Extracted records
## start
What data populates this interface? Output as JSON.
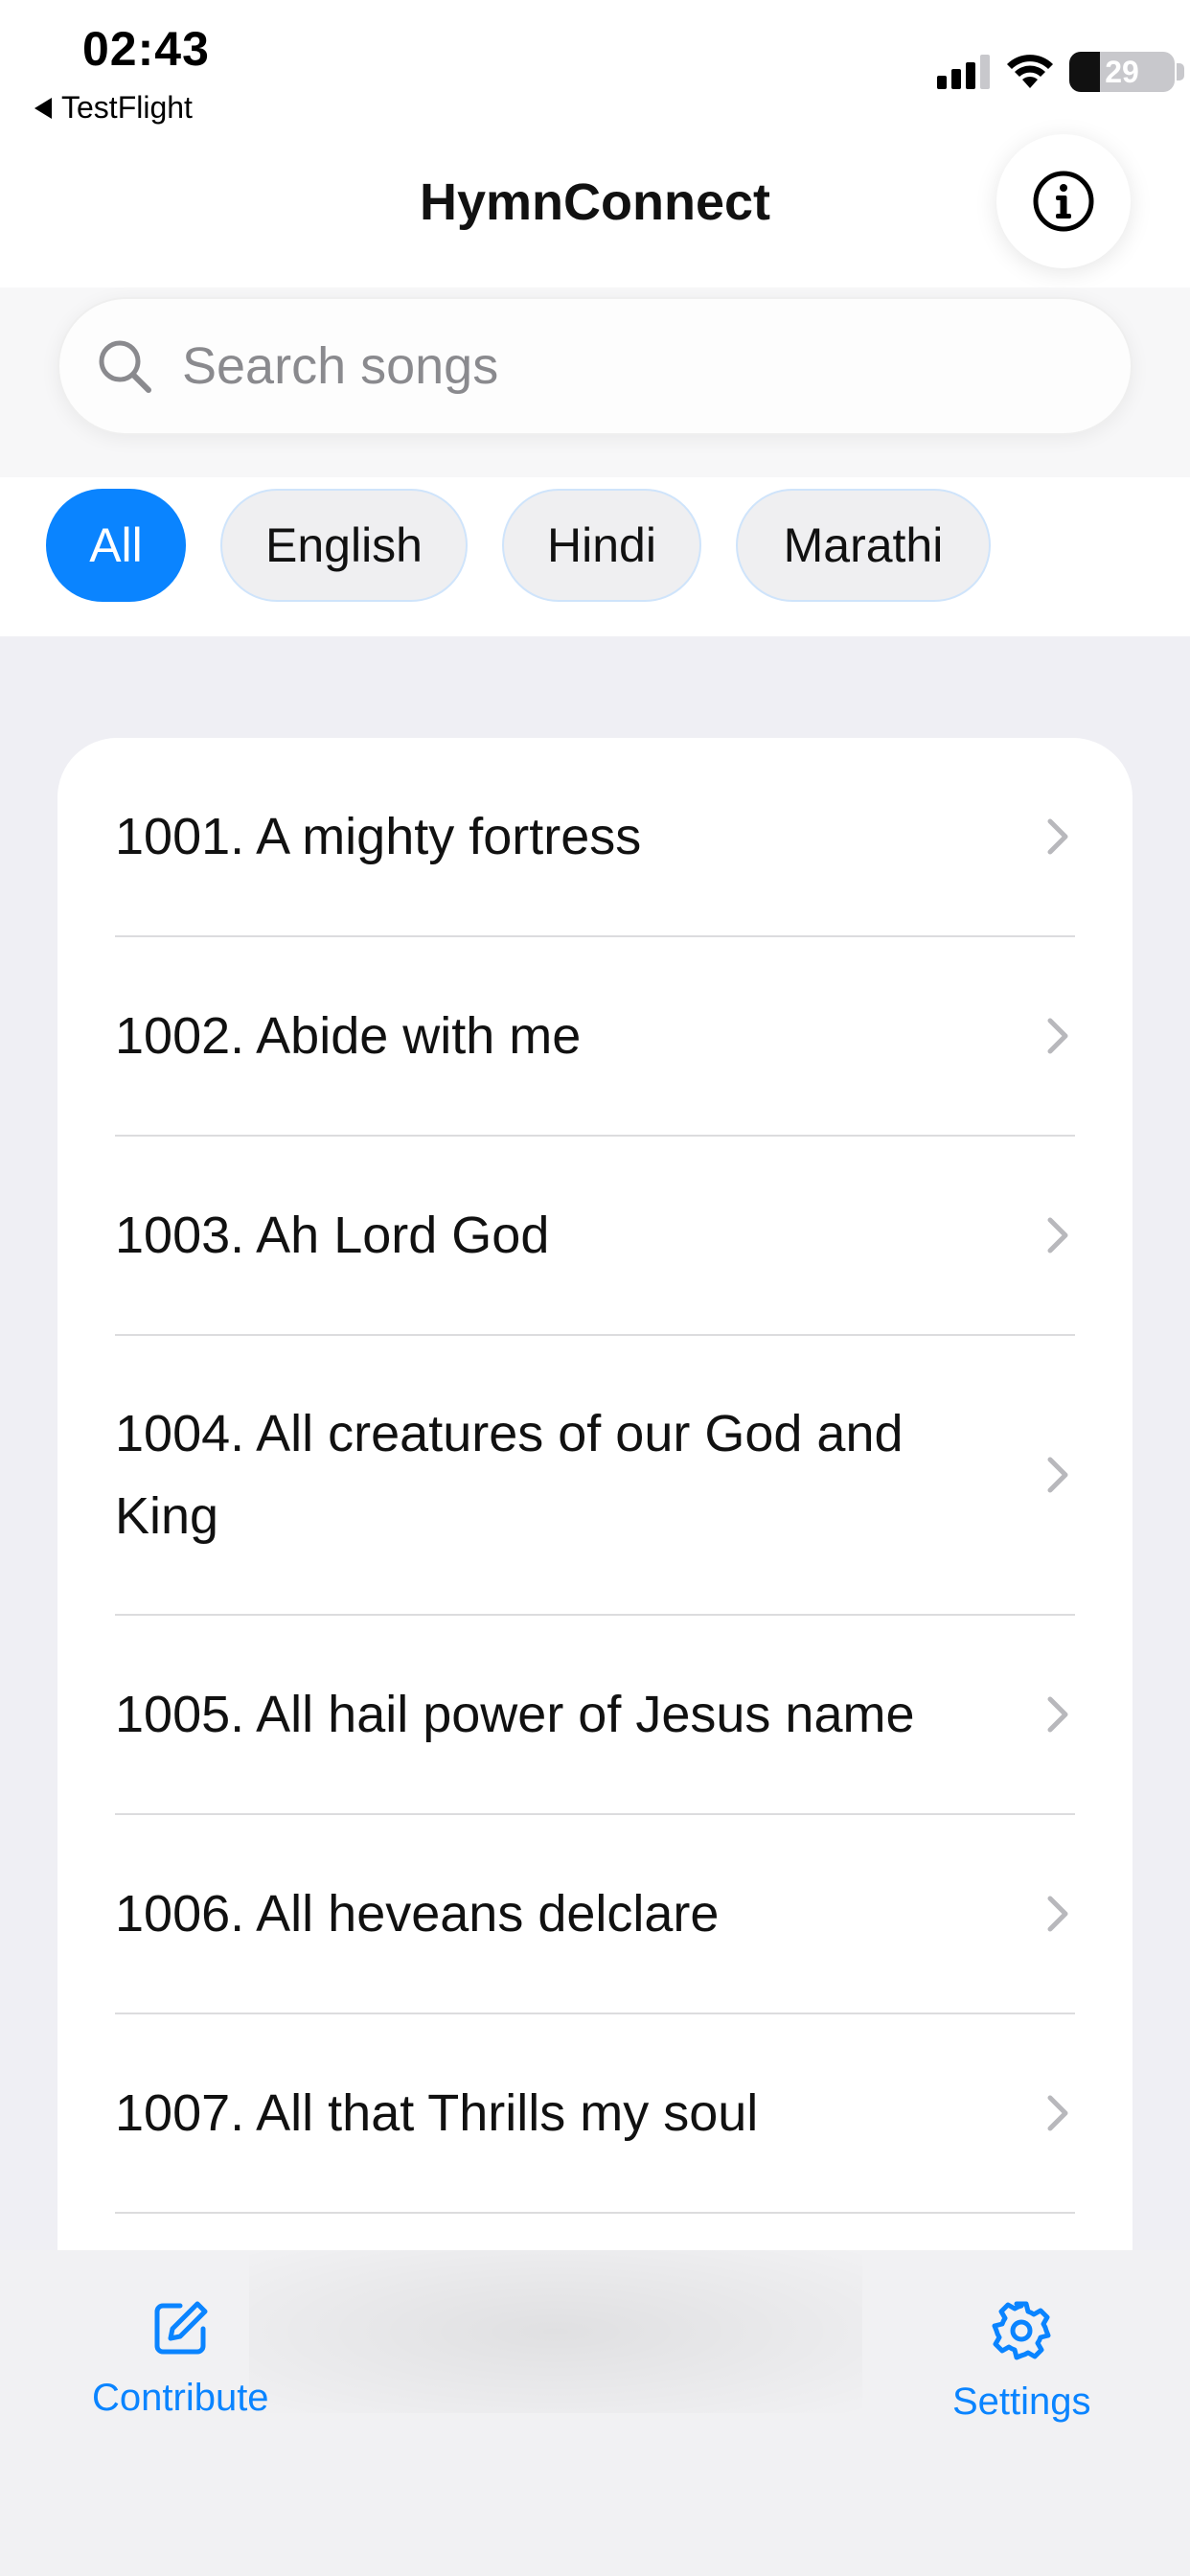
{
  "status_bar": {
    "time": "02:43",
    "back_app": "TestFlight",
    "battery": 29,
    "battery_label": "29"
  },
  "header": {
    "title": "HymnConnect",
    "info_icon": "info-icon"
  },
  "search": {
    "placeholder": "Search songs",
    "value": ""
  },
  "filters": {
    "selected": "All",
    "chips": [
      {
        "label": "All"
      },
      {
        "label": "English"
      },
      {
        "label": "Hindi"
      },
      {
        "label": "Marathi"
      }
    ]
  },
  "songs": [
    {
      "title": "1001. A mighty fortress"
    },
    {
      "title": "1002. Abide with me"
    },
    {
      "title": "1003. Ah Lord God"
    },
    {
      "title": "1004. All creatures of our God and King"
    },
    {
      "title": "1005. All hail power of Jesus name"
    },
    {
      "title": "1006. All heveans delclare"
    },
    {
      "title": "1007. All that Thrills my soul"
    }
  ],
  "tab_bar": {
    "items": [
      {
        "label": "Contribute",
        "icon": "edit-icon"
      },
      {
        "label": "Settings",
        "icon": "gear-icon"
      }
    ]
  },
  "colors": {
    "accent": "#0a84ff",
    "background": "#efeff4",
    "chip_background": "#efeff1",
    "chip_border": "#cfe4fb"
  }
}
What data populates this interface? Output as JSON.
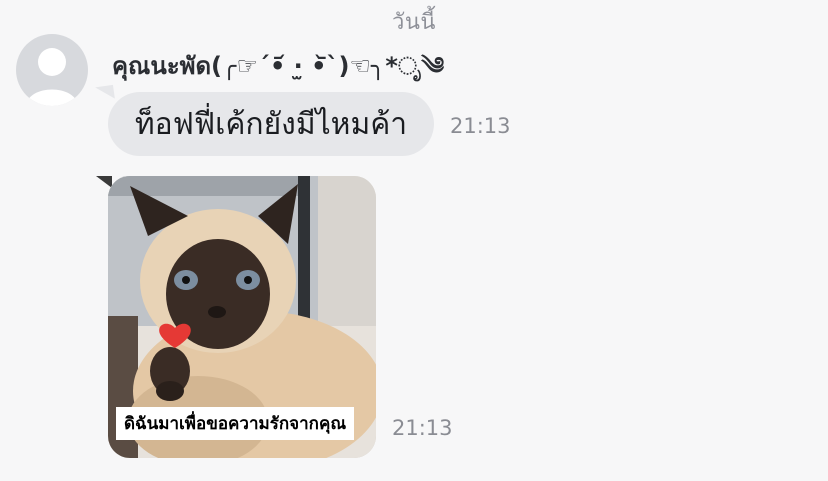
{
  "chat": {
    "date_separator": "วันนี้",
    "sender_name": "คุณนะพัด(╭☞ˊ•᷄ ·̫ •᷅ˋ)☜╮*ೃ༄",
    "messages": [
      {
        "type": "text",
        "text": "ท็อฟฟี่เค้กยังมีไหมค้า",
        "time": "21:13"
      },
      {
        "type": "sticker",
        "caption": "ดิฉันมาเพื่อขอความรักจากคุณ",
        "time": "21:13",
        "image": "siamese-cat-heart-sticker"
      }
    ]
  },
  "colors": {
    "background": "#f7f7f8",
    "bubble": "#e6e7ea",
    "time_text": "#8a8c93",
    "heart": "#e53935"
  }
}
## end
## start
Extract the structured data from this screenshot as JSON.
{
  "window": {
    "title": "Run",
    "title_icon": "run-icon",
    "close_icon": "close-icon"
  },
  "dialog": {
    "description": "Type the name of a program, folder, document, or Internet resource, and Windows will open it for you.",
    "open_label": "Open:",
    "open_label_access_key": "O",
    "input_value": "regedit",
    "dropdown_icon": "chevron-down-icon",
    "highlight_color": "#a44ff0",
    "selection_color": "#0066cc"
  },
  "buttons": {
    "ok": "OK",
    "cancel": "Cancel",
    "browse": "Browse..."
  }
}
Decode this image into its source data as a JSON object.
## end
## start
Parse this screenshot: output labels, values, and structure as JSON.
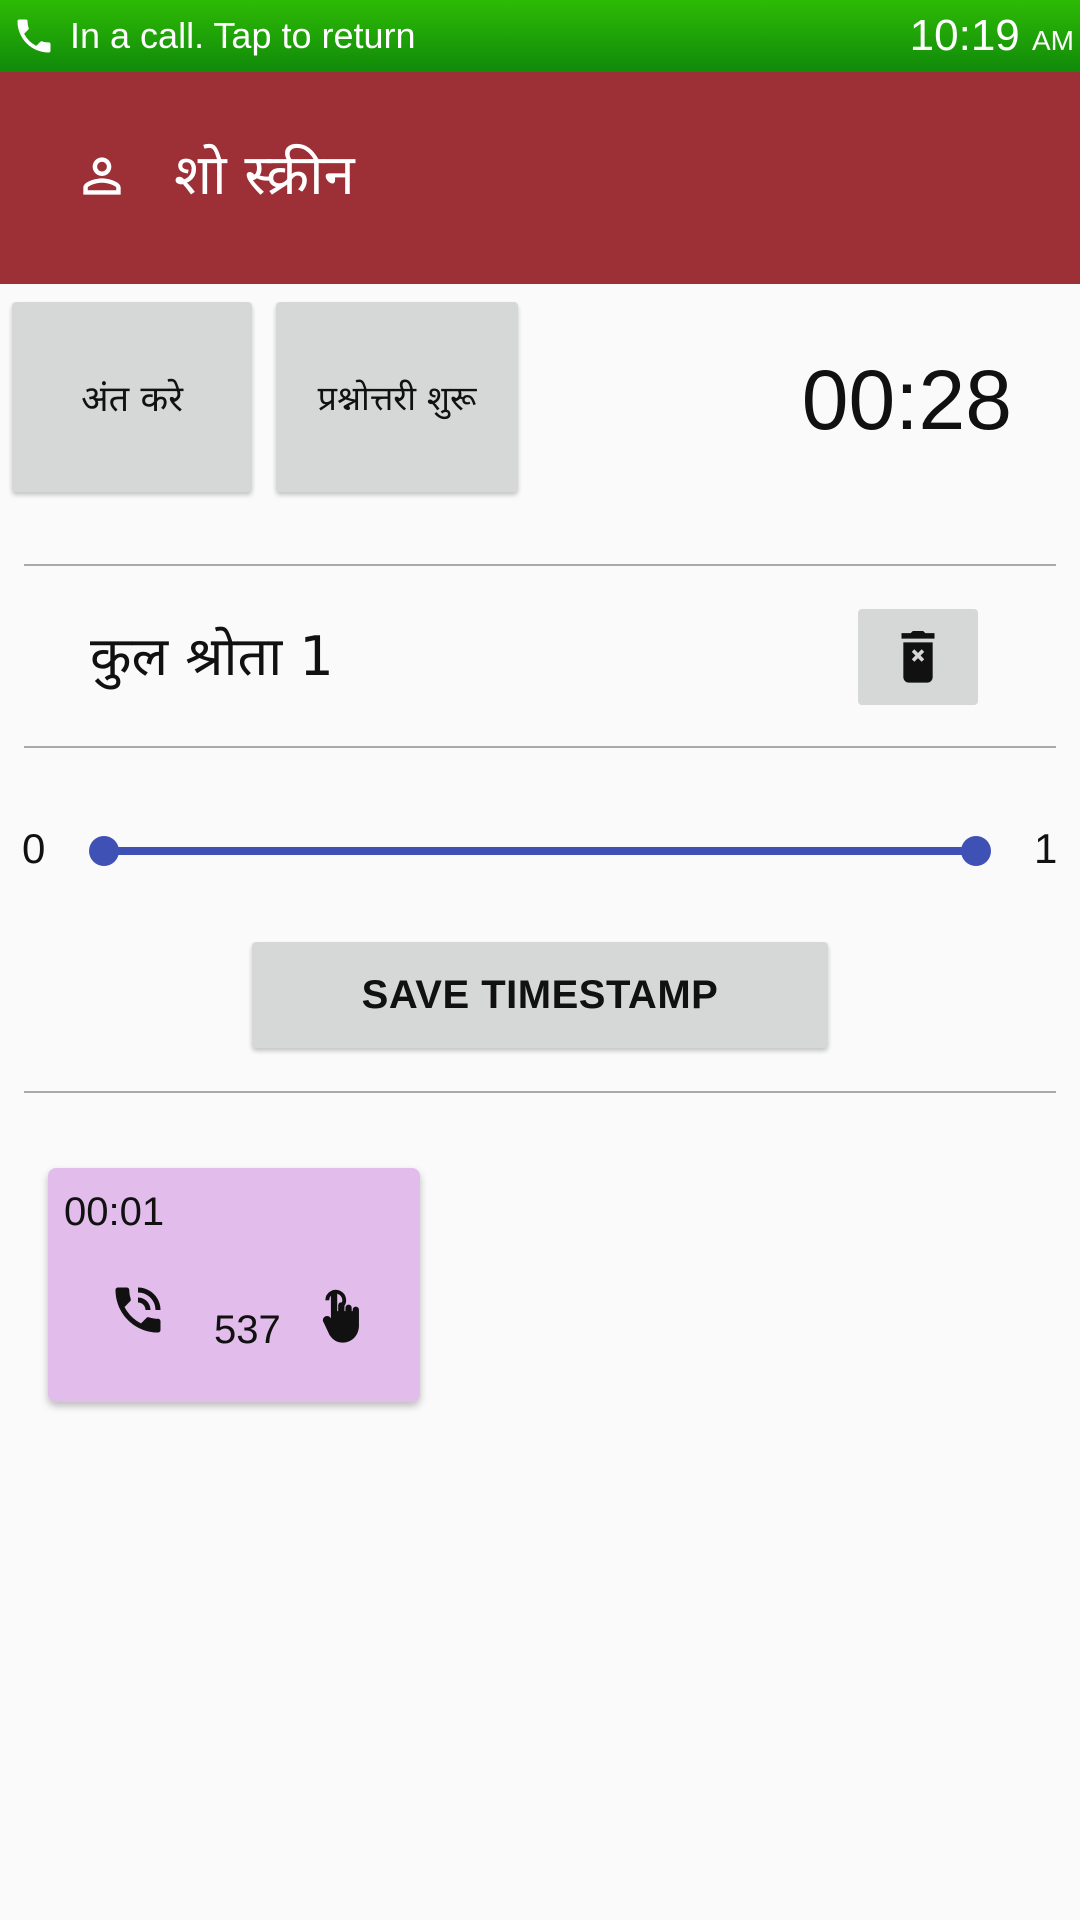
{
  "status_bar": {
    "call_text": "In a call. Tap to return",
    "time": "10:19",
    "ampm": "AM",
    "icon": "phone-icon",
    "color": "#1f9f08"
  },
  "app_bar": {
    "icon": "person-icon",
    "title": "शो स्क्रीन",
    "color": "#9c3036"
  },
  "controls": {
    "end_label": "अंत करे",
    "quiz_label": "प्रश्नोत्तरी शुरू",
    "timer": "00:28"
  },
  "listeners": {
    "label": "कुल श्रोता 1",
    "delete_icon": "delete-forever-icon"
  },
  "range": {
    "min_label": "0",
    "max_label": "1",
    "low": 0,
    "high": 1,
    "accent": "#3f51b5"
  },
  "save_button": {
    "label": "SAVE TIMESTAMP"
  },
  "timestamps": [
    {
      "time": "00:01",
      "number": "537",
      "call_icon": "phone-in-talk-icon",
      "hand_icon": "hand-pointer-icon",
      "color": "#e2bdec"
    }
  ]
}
## end
■ **TASK TO CARRY OUT**
Reproduce the lines exactly, from the line that contains "Extract the structured" through the line that contains "Decode this image", and nothing more.

■ **ANSWER TO THE EXERCISE**
Extract the structured data from this screenshot as JSON.
{
  "window": {
    "title": "Run",
    "title_icon": "run-icon",
    "close_icon": "close-icon"
  },
  "dialog": {
    "description": "Type the name of a program, folder, document, or Internet resource, and Windows will open it for you.",
    "open_label": "Open:",
    "open_label_access_key": "O",
    "input_value": "regedit",
    "dropdown_icon": "chevron-down-icon",
    "highlight_color": "#a44ff0",
    "selection_color": "#0066cc"
  },
  "buttons": {
    "ok": "OK",
    "cancel": "Cancel",
    "browse": "Browse..."
  }
}
Decode this image into its source data as a JSON object.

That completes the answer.